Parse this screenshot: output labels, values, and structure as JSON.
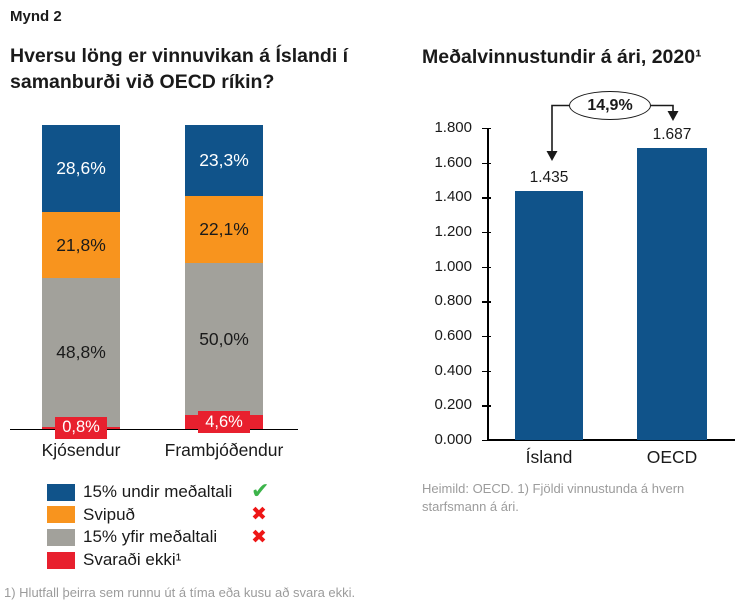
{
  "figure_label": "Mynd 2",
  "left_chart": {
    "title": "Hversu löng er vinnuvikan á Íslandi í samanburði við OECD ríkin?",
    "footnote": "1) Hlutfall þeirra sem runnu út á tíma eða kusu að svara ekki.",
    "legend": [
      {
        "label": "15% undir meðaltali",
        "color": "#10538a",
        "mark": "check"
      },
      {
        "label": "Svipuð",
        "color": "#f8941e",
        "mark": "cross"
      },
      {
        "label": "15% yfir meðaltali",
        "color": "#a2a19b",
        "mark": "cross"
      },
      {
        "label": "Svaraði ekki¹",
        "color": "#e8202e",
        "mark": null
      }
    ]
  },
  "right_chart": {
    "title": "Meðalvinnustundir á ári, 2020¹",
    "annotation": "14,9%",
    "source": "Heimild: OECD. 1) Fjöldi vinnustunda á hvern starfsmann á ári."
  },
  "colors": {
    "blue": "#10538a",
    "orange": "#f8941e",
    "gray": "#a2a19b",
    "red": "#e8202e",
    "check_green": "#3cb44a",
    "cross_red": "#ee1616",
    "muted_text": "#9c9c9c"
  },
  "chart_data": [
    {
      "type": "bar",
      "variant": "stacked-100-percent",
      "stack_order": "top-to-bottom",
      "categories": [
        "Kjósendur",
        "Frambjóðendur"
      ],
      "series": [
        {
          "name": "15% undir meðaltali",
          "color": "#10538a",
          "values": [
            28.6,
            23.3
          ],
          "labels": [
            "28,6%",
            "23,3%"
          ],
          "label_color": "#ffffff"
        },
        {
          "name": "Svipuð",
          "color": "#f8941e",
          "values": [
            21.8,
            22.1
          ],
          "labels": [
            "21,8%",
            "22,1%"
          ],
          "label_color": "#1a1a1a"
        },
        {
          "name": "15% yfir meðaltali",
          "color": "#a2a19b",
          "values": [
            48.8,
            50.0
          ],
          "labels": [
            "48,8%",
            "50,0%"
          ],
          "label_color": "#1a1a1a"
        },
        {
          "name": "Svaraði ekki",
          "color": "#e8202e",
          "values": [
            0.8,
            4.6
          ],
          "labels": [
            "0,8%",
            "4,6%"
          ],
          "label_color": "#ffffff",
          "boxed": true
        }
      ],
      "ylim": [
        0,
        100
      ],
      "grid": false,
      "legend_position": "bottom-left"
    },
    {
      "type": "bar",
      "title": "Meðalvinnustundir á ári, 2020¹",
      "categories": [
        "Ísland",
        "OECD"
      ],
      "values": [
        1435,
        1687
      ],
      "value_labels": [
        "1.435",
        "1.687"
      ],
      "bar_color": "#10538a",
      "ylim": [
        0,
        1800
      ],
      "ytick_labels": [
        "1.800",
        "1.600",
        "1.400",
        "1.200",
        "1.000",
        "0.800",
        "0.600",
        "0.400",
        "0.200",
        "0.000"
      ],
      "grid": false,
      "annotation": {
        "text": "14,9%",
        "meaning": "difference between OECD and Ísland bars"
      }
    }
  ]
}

• **What the task requires**
Print out the material word for word, omitting the pictures.

• **Answer in full**
Parse this screenshot: output labels, values, and structure as JSON.
{
  "figure_label": "Mynd 2",
  "left_chart": {
    "title": "Hversu löng er vinnuvikan á Íslandi í samanburði við OECD ríkin?",
    "footnote": "1) Hlutfall þeirra sem runnu út á tíma eða kusu að svara ekki.",
    "legend": [
      {
        "label": "15% undir meðaltali",
        "color": "#10538a",
        "mark": "check"
      },
      {
        "label": "Svipuð",
        "color": "#f8941e",
        "mark": "cross"
      },
      {
        "label": "15% yfir meðaltali",
        "color": "#a2a19b",
        "mark": "cross"
      },
      {
        "label": "Svaraði ekki¹",
        "color": "#e8202e",
        "mark": null
      }
    ]
  },
  "right_chart": {
    "title": "Meðalvinnustundir á ári, 2020¹",
    "annotation": "14,9%",
    "source": "Heimild: OECD. 1) Fjöldi vinnustunda á hvern starfsmann á ári."
  },
  "colors": {
    "blue": "#10538a",
    "orange": "#f8941e",
    "gray": "#a2a19b",
    "red": "#e8202e",
    "check_green": "#3cb44a",
    "cross_red": "#ee1616",
    "muted_text": "#9c9c9c"
  },
  "chart_data": [
    {
      "type": "bar",
      "variant": "stacked-100-percent",
      "stack_order": "top-to-bottom",
      "categories": [
        "Kjósendur",
        "Frambjóðendur"
      ],
      "series": [
        {
          "name": "15% undir meðaltali",
          "color": "#10538a",
          "values": [
            28.6,
            23.3
          ],
          "labels": [
            "28,6%",
            "23,3%"
          ],
          "label_color": "#ffffff"
        },
        {
          "name": "Svipuð",
          "color": "#f8941e",
          "values": [
            21.8,
            22.1
          ],
          "labels": [
            "21,8%",
            "22,1%"
          ],
          "label_color": "#1a1a1a"
        },
        {
          "name": "15% yfir meðaltali",
          "color": "#a2a19b",
          "values": [
            48.8,
            50.0
          ],
          "labels": [
            "48,8%",
            "50,0%"
          ],
          "label_color": "#1a1a1a"
        },
        {
          "name": "Svaraði ekki",
          "color": "#e8202e",
          "values": [
            0.8,
            4.6
          ],
          "labels": [
            "0,8%",
            "4,6%"
          ],
          "label_color": "#ffffff",
          "boxed": true
        }
      ],
      "ylim": [
        0,
        100
      ],
      "grid": false,
      "legend_position": "bottom-left"
    },
    {
      "type": "bar",
      "title": "Meðalvinnustundir á ári, 2020¹",
      "categories": [
        "Ísland",
        "OECD"
      ],
      "values": [
        1435,
        1687
      ],
      "value_labels": [
        "1.435",
        "1.687"
      ],
      "bar_color": "#10538a",
      "ylim": [
        0,
        1800
      ],
      "ytick_labels": [
        "1.800",
        "1.600",
        "1.400",
        "1.200",
        "1.000",
        "0.800",
        "0.600",
        "0.400",
        "0.200",
        "0.000"
      ],
      "grid": false,
      "annotation": {
        "text": "14,9%",
        "meaning": "difference between OECD and Ísland bars"
      }
    }
  ]
}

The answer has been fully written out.